* _Extracted data_
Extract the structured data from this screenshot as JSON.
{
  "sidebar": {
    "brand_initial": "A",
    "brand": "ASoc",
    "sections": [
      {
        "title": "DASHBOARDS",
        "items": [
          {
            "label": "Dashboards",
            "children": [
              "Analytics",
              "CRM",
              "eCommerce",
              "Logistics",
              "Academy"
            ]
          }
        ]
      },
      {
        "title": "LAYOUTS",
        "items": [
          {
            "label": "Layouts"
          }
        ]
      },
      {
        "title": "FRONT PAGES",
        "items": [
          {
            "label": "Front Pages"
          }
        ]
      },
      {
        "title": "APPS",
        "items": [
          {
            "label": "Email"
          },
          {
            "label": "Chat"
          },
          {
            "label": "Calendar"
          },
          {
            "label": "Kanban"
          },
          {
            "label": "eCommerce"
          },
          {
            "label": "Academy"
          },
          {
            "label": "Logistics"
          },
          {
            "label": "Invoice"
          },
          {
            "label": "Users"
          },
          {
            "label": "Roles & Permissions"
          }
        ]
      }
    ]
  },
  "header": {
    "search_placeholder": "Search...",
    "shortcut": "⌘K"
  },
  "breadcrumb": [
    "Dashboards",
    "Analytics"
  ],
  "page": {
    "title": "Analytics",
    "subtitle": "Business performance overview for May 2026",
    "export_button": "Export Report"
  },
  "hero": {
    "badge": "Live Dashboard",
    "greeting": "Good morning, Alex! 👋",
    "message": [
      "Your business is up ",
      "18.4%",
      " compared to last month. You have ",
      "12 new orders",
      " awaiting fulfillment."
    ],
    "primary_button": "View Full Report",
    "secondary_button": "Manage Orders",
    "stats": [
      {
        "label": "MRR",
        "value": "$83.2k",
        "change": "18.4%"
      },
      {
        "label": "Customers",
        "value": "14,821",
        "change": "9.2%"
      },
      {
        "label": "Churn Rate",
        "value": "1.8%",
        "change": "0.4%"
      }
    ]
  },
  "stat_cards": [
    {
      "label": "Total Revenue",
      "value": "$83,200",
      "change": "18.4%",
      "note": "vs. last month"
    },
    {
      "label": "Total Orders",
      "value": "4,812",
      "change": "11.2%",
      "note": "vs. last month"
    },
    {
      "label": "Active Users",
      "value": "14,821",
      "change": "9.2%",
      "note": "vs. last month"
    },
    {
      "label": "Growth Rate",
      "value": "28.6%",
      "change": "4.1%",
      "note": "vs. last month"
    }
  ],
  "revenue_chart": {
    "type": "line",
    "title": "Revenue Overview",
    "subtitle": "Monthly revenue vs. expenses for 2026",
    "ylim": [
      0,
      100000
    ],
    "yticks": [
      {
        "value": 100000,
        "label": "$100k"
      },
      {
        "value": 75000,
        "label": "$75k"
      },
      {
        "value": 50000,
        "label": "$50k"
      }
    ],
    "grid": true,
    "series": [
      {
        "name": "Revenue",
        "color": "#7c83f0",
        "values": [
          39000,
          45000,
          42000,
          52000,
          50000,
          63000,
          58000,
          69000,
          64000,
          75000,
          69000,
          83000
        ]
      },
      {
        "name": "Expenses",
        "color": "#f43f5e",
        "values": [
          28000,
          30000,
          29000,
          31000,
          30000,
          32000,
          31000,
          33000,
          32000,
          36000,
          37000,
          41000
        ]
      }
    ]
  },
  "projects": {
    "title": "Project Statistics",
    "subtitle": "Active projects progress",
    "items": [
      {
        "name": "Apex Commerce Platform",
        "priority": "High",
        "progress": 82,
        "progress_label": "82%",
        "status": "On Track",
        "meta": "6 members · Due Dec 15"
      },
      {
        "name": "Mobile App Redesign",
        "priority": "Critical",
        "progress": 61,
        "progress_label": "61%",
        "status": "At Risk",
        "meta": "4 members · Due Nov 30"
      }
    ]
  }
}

* * *

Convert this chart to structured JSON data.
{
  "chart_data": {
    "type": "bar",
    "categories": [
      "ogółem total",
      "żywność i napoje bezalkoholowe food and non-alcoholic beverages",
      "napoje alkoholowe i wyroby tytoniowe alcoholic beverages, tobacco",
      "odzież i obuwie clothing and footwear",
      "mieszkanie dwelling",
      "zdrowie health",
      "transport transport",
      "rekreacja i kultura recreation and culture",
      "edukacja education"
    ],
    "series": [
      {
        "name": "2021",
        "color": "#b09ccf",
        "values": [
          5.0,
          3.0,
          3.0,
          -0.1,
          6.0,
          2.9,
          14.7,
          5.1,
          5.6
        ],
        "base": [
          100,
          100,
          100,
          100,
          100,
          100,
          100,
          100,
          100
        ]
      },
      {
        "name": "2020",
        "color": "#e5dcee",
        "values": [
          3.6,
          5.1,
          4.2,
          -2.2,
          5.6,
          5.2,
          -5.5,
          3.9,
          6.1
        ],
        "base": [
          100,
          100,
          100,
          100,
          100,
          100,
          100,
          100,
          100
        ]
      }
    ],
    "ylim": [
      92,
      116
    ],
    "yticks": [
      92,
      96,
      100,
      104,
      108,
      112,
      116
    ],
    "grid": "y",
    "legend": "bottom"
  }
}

* _Directive_
Look through the entries and return every line where "alcoholic" appears.

* _Answer to the task_
      "żywność i napoje bezalkoholowe food and non-alcoholic beverages",
      "napoje alkoholowe i wyroby tytoniowe alcoholic beverages, tobacco",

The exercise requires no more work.